Dataset records:
■ ■ ■ ■ ■
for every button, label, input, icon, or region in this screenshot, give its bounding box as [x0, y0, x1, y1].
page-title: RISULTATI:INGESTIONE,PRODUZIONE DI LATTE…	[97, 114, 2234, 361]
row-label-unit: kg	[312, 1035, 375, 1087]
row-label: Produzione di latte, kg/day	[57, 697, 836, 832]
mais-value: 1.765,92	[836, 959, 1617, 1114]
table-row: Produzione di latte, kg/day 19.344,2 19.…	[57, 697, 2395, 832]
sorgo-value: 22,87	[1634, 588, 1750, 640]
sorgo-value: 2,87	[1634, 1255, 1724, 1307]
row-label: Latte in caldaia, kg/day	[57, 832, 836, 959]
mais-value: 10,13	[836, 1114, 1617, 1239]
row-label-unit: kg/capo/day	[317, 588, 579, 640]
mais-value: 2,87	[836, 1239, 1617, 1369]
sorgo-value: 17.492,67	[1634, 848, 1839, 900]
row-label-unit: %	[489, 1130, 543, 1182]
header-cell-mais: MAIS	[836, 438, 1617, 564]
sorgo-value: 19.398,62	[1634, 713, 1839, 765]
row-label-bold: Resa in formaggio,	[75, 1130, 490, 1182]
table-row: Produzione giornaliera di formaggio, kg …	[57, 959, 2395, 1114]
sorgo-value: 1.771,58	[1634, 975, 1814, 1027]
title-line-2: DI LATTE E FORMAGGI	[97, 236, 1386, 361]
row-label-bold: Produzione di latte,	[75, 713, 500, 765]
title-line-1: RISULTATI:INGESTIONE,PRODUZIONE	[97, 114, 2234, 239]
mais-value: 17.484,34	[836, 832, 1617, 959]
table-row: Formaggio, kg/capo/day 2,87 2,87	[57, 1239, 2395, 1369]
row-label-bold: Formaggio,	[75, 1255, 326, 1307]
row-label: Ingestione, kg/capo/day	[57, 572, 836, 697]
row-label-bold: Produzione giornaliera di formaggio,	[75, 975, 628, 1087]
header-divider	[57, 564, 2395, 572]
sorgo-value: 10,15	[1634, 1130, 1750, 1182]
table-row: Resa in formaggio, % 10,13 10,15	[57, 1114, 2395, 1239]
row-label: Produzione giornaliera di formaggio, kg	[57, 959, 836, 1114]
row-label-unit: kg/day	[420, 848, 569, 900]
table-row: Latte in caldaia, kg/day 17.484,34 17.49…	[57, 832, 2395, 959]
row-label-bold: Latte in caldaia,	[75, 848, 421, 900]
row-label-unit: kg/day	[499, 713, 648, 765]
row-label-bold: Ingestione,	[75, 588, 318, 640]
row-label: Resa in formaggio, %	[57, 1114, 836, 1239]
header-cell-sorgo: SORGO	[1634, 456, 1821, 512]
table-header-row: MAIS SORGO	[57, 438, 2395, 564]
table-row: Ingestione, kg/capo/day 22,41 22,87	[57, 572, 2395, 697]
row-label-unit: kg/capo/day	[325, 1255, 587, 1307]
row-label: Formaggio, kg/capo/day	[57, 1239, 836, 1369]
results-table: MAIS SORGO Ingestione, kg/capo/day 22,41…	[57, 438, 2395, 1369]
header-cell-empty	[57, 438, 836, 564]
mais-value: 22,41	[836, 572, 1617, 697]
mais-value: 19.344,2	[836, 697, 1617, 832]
■ ■ ■ ■ ■
Stated task ->
Repeat all the records above, changing each "sorgo-value" to "sorghum-value" and leaving every other part of every line unaltered.

Written solution ->
for every button, label, input, icon, or region in this screenshot, give its bounding box as [x0, y0, x1, y1].
page-title: RISULTATI:INGESTIONE,PRODUZIONE DI LATTE…	[97, 114, 2234, 361]
row-label-unit: kg	[312, 1035, 375, 1087]
row-label: Produzione di latte, kg/day	[57, 697, 836, 832]
mais-value: 1.765,92	[836, 959, 1617, 1114]
table-row: Produzione di latte, kg/day 19.344,2 19.…	[57, 697, 2395, 832]
sorghum-value: 22,87	[1634, 588, 1750, 640]
sorghum-value: 2,87	[1634, 1255, 1724, 1307]
row-label: Latte in caldaia, kg/day	[57, 832, 836, 959]
mais-value: 10,13	[836, 1114, 1617, 1239]
row-label-unit: kg/capo/day	[317, 588, 579, 640]
mais-value: 2,87	[836, 1239, 1617, 1369]
sorghum-value: 17.492,67	[1634, 848, 1839, 900]
row-label-unit: %	[489, 1130, 543, 1182]
header-cell-mais: MAIS	[836, 438, 1617, 564]
sorghum-value: 19.398,62	[1634, 713, 1839, 765]
row-label-bold: Resa in formaggio,	[75, 1130, 490, 1182]
table-row: Produzione giornaliera di formaggio, kg …	[57, 959, 2395, 1114]
sorghum-value: 1.771,58	[1634, 975, 1814, 1027]
title-line-2: DI LATTE E FORMAGGI	[97, 236, 1386, 361]
row-label-bold: Produzione di latte,	[75, 713, 500, 765]
title-line-1: RISULTATI:INGESTIONE,PRODUZIONE	[97, 114, 2234, 239]
mais-value: 17.484,34	[836, 832, 1617, 959]
table-row: Formaggio, kg/capo/day 2,87 2,87	[57, 1239, 2395, 1369]
row-label-bold: Formaggio,	[75, 1255, 326, 1307]
row-label: Ingestione, kg/capo/day	[57, 572, 836, 697]
row-label-bold: Produzione giornaliera di formaggio,	[75, 975, 628, 1087]
header-divider	[57, 564, 2395, 572]
sorghum-value: 10,15	[1634, 1130, 1750, 1182]
table-row: Resa in formaggio, % 10,13 10,15	[57, 1114, 2395, 1239]
row-label: Produzione giornaliera di formaggio, kg	[57, 959, 836, 1114]
row-label-unit: kg/day	[420, 848, 569, 900]
table-row: Latte in caldaia, kg/day 17.484,34 17.49…	[57, 832, 2395, 959]
row-label-bold: Latte in caldaia,	[75, 848, 421, 900]
row-label-unit: kg/day	[499, 713, 648, 765]
row-label-bold: Ingestione,	[75, 588, 318, 640]
row-label: Resa in formaggio, %	[57, 1114, 836, 1239]
header-cell-sorgo: SORGO	[1634, 456, 1821, 512]
table-header-row: MAIS SORGO	[57, 438, 2395, 564]
table-row: Ingestione, kg/capo/day 22,41 22,87	[57, 572, 2395, 697]
row-label-unit: kg/capo/day	[325, 1255, 587, 1307]
row-label: Formaggio, kg/capo/day	[57, 1239, 836, 1369]
results-table: MAIS SORGO Ingestione, kg/capo/day 22,41…	[57, 438, 2395, 1369]
header-cell-empty	[57, 438, 836, 564]
mais-value: 22,41	[836, 572, 1617, 697]
mais-value: 19.344,2	[836, 697, 1617, 832]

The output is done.